-- begin DATA FOR PROCESSING --

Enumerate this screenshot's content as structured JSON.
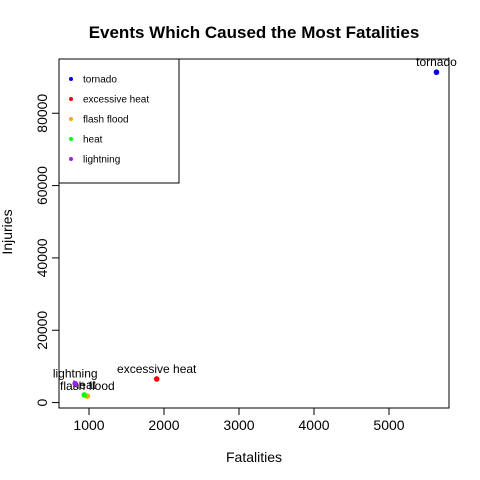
{
  "chart_data": {
    "type": "scatter",
    "title": "Events Which Caused the Most Fatalities",
    "xlabel": "Fatalities",
    "ylabel": "Injuries",
    "xlim": [
      600,
      5800
    ],
    "ylim": [
      -1500,
      95000
    ],
    "x_ticks": [
      "1000",
      "2000",
      "3000",
      "4000",
      "5000"
    ],
    "y_ticks": [
      "0",
      "20000",
      "40000",
      "60000",
      "80000"
    ],
    "x_tick_values": [
      1000,
      2000,
      3000,
      4000,
      5000
    ],
    "y_tick_values": [
      0,
      20000,
      40000,
      60000,
      80000
    ],
    "grid": false,
    "legend_position": "top-left",
    "legend": [
      {
        "label": "tornado",
        "color": "#0000ff"
      },
      {
        "label": "excessive heat",
        "color": "#ff0000"
      },
      {
        "label": "flash flood",
        "color": "#ffa500"
      },
      {
        "label": "heat",
        "color": "#00ff00"
      },
      {
        "label": "lightning",
        "color": "#a020f0"
      }
    ],
    "points": [
      {
        "name": "tornado",
        "x": 5633,
        "y": 91346,
        "color": "#0000ff",
        "label": "tornado"
      },
      {
        "name": "excessive heat",
        "x": 1903,
        "y": 6525,
        "color": "#ff0000",
        "label": "excessive heat"
      },
      {
        "name": "flash flood",
        "x": 978,
        "y": 1777,
        "color": "#ffa500",
        "label": "flash flood"
      },
      {
        "name": "heat",
        "x": 937,
        "y": 2100,
        "color": "#00ff00",
        "label": "heat"
      },
      {
        "name": "lightning",
        "x": 816,
        "y": 5230,
        "color": "#a020f0",
        "label": "lightning"
      }
    ]
  }
}
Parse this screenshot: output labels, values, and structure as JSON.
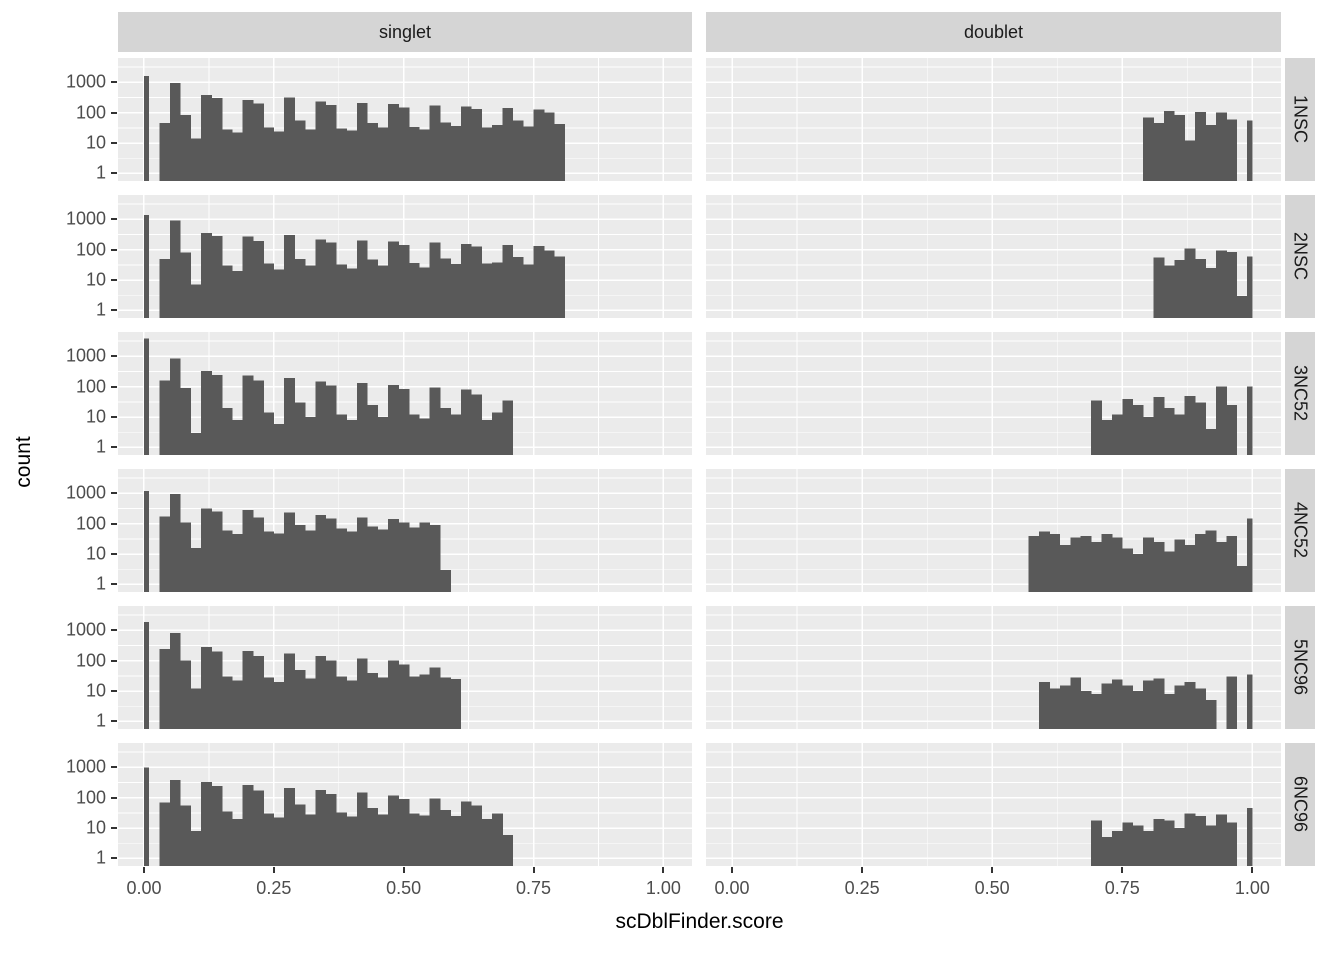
{
  "labels": {
    "x_title": "scDblFinder.score",
    "y_title": "count"
  },
  "facets": {
    "columns": [
      "singlet",
      "doublet"
    ],
    "rows": [
      "1NSC",
      "2NSC",
      "3NC52",
      "4NC52",
      "5NC96",
      "6NC96"
    ]
  },
  "axes": {
    "y_scale": "log10",
    "y_ticks": [
      "1000",
      "100",
      "10",
      "1"
    ],
    "y_tick_values": [
      1000,
      100,
      10,
      1
    ],
    "x_ticks": [
      "0.00",
      "0.25",
      "0.50",
      "0.75",
      "1.00"
    ],
    "x_tick_values": [
      0,
      0.25,
      0.5,
      0.75,
      1
    ],
    "x_domain": [
      -0.05,
      1.055
    ],
    "y_log_domain": [
      -0.25,
      3.8
    ],
    "x_minor_breaks": [
      0.125,
      0.375,
      0.625,
      0.875
    ],
    "y_minor_log_breaks": [
      0.5,
      1.5,
      2.5,
      3.5
    ],
    "y_major_log_breaks": [
      0,
      1,
      2,
      3
    ]
  },
  "colors": {
    "bar": "#595959",
    "panel_bg": "#ebebeb",
    "strip_bg": "#d5d5d5",
    "grid": "#ffffff",
    "tick_label": "#4d4d4d",
    "tick_mark": "#333333",
    "title": "#000000"
  },
  "chart_data": {
    "type": "bar",
    "subtype": "faceted-histogram-log-count",
    "xlabel": "scDblFinder.score",
    "ylabel": "count",
    "binwidth": 0.02,
    "panels": [
      {
        "row": "1NSC",
        "col": "singlet",
        "zero_bar": {
          "x": 0,
          "count": 1600
        },
        "bars_start": 0.04,
        "counts": [
          45,
          950,
          85,
          14,
          380,
          300,
          28,
          22,
          260,
          200,
          32,
          24,
          320,
          55,
          28,
          230,
          180,
          30,
          26,
          210,
          45,
          32,
          190,
          150,
          34,
          28,
          175,
          48,
          36,
          160,
          130,
          33,
          40,
          145,
          55,
          35,
          125,
          100,
          42
        ]
      },
      {
        "row": "1NSC",
        "col": "doublet",
        "bars_start": 0.8,
        "counts": [
          70,
          45,
          115,
          85,
          12,
          105,
          40,
          100,
          60
        ],
        "one_bar": {
          "x": 1,
          "count": 55
        }
      },
      {
        "row": "2NSC",
        "col": "singlet",
        "zero_bar": {
          "x": 0,
          "count": 1400
        },
        "bars_start": 0.04,
        "counts": [
          50,
          900,
          80,
          7,
          360,
          280,
          30,
          20,
          270,
          190,
          35,
          22,
          300,
          50,
          30,
          220,
          170,
          32,
          24,
          200,
          48,
          30,
          185,
          145,
          36,
          26,
          170,
          52,
          34,
          155,
          125,
          35,
          38,
          140,
          58,
          33,
          130,
          95,
          60
        ]
      },
      {
        "row": "2NSC",
        "col": "doublet",
        "bars_start": 0.82,
        "counts": [
          55,
          30,
          45,
          110,
          50,
          25,
          95,
          85,
          3
        ],
        "one_bar": {
          "x": 1,
          "count": 60
        }
      },
      {
        "row": "3NC52",
        "col": "singlet",
        "zero_bar": {
          "x": 0,
          "count": 3900
        },
        "bars_start": 0.04,
        "counts": [
          160,
          850,
          90,
          3,
          330,
          240,
          20,
          8,
          230,
          160,
          14,
          6,
          190,
          30,
          10,
          150,
          110,
          12,
          8,
          130,
          25,
          10,
          115,
          85,
          12,
          9,
          95,
          20,
          12,
          80,
          55,
          8,
          14,
          35
        ]
      },
      {
        "row": "3NC52",
        "col": "doublet",
        "bars_start": 0.7,
        "counts": [
          35,
          8,
          12,
          40,
          25,
          10,
          45,
          20,
          12,
          50,
          30,
          4,
          100,
          25
        ],
        "one_bar": {
          "x": 1,
          "count": 100
        }
      },
      {
        "row": "4NC52",
        "col": "singlet",
        "zero_bar": {
          "x": 0,
          "count": 1200
        },
        "bars_start": 0.04,
        "counts": [
          170,
          950,
          110,
          16,
          320,
          250,
          60,
          45,
          280,
          160,
          55,
          48,
          230,
          90,
          60,
          190,
          150,
          70,
          55,
          160,
          80,
          65,
          140,
          110,
          75,
          110,
          90,
          3
        ]
      },
      {
        "row": "4NC52",
        "col": "doublet",
        "bars_start": 0.58,
        "counts": [
          40,
          55,
          45,
          20,
          35,
          40,
          25,
          45,
          35,
          15,
          10,
          35,
          25,
          12,
          30,
          20,
          45,
          60,
          25,
          40,
          4
        ],
        "one_bar": {
          "x": 1,
          "count": 150
        }
      },
      {
        "row": "5NC96",
        "col": "singlet",
        "zero_bar": {
          "x": 0,
          "count": 1900
        },
        "bars_start": 0.04,
        "counts": [
          240,
          800,
          100,
          12,
          280,
          200,
          30,
          22,
          210,
          140,
          28,
          20,
          170,
          50,
          26,
          140,
          100,
          30,
          22,
          120,
          40,
          28,
          100,
          75,
          30,
          35,
          60,
          28,
          25
        ]
      },
      {
        "row": "5NC96",
        "col": "doublet",
        "bars_start": 0.6,
        "counts": [
          20,
          12,
          15,
          28,
          10,
          8,
          18,
          24,
          15,
          10,
          22,
          26,
          8,
          15,
          20,
          12,
          5,
          0,
          30
        ],
        "one_bar": {
          "x": 1,
          "count": 35
        }
      },
      {
        "row": "6NC96",
        "col": "singlet",
        "zero_bar": {
          "x": 0,
          "count": 1000
        },
        "bars_start": 0.04,
        "counts": [
          70,
          380,
          55,
          8,
          330,
          240,
          35,
          20,
          260,
          170,
          30,
          22,
          210,
          60,
          28,
          180,
          130,
          32,
          24,
          150,
          45,
          28,
          120,
          90,
          30,
          26,
          95,
          40,
          25,
          75,
          55,
          20,
          30,
          6
        ]
      },
      {
        "row": "6NC96",
        "col": "doublet",
        "bars_start": 0.7,
        "counts": [
          18,
          5,
          8,
          15,
          12,
          8,
          20,
          18,
          10,
          30,
          25,
          12,
          28,
          15
        ],
        "one_bar": {
          "x": 1,
          "count": 45
        }
      }
    ]
  }
}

-- end DATA FOR PROCESSING --

REQUIREMENT
Say how many lines in the records hold "score", with the number as the whole reply.

THE RESULT
2